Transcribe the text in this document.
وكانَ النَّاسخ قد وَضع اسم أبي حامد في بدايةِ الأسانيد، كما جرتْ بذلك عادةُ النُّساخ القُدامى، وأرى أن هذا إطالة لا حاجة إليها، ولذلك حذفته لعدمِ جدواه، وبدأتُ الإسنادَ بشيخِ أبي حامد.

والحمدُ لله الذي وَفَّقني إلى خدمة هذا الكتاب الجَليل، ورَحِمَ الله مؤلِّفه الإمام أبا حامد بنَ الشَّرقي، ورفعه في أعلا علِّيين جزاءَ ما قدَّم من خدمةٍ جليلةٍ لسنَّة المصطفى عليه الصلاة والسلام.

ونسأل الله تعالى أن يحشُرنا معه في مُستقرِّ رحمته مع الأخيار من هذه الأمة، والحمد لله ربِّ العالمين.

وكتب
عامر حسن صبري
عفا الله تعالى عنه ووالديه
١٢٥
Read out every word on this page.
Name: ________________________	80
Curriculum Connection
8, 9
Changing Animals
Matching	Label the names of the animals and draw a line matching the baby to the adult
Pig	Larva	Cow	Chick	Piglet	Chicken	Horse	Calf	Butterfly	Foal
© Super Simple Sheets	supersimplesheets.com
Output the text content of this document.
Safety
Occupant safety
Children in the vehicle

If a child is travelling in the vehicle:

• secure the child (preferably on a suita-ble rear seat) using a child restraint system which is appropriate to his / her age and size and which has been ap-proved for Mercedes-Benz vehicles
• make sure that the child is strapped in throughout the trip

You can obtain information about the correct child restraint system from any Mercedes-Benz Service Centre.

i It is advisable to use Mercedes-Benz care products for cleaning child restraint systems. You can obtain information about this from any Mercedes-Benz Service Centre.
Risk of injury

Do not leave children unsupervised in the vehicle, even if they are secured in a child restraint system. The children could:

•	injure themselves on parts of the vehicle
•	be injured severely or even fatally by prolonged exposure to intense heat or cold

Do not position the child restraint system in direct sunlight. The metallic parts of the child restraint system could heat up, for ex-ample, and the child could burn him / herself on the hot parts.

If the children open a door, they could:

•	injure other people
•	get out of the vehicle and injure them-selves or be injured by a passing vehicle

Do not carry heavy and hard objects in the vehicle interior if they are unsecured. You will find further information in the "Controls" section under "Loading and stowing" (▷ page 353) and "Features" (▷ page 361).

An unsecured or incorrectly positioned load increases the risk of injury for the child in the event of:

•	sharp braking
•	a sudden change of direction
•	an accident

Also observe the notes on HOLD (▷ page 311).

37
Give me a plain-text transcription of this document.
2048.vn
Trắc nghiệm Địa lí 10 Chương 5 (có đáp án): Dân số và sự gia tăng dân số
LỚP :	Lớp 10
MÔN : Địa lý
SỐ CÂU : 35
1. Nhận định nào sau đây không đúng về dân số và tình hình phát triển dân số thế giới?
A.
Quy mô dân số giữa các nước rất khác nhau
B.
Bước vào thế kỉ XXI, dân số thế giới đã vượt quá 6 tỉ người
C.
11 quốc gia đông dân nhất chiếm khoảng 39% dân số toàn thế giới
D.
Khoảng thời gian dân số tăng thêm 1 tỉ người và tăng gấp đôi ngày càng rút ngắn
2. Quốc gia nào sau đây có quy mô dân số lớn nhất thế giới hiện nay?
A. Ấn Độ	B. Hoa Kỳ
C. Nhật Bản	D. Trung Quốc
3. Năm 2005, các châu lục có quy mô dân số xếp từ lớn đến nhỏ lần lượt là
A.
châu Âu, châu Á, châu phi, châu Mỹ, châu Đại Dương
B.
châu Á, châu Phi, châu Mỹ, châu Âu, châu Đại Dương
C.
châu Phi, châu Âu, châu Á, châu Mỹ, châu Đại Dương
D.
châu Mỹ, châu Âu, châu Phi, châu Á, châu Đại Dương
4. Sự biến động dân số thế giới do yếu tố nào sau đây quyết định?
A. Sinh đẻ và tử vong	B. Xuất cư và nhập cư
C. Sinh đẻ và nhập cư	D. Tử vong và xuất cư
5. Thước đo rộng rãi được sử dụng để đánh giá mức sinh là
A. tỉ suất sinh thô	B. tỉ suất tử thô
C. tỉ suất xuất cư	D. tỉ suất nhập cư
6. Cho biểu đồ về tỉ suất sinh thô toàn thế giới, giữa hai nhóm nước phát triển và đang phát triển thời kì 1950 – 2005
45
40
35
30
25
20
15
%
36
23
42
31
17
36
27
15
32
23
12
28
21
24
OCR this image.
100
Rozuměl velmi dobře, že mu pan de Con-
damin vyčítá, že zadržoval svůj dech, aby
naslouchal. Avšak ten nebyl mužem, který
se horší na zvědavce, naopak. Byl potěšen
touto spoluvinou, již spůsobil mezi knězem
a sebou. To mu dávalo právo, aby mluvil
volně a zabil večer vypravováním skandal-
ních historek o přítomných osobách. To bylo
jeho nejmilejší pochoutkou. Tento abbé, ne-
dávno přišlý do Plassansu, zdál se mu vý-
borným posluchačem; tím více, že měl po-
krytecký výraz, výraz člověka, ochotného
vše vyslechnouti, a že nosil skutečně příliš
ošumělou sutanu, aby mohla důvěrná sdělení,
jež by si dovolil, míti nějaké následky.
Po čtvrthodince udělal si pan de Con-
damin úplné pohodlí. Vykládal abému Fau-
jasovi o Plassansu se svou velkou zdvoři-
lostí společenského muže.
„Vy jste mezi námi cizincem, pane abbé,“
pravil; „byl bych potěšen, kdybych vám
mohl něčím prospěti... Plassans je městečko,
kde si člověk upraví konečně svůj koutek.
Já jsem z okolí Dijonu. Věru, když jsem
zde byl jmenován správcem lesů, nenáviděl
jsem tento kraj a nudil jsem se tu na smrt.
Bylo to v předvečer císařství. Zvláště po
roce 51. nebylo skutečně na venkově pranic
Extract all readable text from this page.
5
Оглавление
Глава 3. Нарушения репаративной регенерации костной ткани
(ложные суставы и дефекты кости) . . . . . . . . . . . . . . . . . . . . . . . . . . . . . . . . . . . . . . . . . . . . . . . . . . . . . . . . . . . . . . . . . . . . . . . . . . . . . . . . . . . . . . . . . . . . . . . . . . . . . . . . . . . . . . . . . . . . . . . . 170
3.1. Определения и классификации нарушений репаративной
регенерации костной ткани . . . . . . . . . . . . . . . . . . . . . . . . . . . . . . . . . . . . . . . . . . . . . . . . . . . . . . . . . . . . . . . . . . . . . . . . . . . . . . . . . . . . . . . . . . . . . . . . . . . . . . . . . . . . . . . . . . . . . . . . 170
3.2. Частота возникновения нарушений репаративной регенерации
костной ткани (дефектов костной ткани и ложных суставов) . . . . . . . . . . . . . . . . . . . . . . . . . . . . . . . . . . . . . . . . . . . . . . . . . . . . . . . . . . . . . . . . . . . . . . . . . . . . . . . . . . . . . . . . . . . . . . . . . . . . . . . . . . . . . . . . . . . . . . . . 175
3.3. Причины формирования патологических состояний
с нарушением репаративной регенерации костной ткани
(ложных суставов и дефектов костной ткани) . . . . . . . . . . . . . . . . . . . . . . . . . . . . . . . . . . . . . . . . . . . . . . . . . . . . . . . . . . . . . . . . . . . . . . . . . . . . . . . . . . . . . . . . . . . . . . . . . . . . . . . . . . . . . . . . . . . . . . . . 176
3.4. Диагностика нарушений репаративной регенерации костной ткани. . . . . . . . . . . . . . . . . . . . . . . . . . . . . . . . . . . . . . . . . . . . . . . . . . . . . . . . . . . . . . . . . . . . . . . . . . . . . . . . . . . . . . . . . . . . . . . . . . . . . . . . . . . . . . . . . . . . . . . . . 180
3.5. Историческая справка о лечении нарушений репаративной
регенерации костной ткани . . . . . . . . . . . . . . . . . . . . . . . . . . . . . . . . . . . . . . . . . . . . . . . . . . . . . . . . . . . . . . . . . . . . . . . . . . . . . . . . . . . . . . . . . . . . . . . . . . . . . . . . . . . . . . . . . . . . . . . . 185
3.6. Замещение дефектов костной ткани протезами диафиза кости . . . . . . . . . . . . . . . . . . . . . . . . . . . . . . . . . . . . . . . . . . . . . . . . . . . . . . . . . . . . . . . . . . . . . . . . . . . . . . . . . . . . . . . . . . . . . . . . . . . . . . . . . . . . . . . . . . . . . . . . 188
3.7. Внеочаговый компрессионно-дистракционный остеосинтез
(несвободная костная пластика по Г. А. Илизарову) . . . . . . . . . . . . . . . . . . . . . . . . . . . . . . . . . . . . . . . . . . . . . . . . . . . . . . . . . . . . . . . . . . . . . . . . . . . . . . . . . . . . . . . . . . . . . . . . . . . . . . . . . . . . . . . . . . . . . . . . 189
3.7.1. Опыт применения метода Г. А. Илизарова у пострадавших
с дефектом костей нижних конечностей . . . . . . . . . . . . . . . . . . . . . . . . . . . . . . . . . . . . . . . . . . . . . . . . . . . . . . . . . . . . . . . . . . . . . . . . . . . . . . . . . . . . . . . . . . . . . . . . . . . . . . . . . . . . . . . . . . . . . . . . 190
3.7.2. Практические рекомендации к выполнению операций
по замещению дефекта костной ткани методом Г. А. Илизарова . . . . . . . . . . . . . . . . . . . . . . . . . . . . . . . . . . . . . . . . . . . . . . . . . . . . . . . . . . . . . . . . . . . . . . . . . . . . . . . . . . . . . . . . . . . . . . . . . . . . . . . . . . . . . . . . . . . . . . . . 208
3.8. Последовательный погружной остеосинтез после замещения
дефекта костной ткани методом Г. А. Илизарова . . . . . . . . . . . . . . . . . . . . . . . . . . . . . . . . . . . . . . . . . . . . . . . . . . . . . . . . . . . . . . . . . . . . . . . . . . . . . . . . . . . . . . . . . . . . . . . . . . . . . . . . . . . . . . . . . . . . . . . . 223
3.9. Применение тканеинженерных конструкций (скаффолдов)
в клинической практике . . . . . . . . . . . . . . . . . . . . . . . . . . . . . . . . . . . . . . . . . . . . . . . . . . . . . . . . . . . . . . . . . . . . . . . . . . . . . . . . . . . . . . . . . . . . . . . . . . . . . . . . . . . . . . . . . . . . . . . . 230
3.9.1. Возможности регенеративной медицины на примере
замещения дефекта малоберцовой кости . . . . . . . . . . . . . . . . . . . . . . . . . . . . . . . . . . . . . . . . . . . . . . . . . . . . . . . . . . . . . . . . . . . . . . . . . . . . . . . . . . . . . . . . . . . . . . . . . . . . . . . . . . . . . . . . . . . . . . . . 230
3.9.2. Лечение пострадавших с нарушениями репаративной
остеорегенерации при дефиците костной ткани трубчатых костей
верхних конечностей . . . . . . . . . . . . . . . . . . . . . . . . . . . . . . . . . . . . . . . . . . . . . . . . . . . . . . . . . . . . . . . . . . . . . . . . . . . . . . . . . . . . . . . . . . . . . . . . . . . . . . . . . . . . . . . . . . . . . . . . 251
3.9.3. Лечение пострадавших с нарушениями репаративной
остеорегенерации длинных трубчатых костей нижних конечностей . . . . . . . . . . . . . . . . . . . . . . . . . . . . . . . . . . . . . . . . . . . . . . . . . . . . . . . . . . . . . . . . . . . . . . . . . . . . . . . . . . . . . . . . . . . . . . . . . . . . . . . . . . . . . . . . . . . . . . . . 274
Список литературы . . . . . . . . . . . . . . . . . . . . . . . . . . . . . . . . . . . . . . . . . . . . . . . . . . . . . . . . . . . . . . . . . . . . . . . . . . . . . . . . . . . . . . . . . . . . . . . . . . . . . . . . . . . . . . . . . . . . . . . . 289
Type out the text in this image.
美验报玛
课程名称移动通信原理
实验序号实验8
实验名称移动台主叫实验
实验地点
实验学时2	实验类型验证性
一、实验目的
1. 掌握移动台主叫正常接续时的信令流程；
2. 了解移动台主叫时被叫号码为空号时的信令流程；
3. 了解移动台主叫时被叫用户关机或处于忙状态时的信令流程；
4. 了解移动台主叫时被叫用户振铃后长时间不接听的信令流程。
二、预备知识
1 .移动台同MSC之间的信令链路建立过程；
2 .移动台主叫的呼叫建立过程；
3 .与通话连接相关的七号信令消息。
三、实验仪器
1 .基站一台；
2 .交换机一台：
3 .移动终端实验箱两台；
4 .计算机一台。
___
(AIM OF THE TASK):
Where a line above contains the word "document", copy that line.

(EXERCISE SOLUTION):
Transcribe the text in this document.
Output the text content of this document.
Give me a plain-text transcription of this document.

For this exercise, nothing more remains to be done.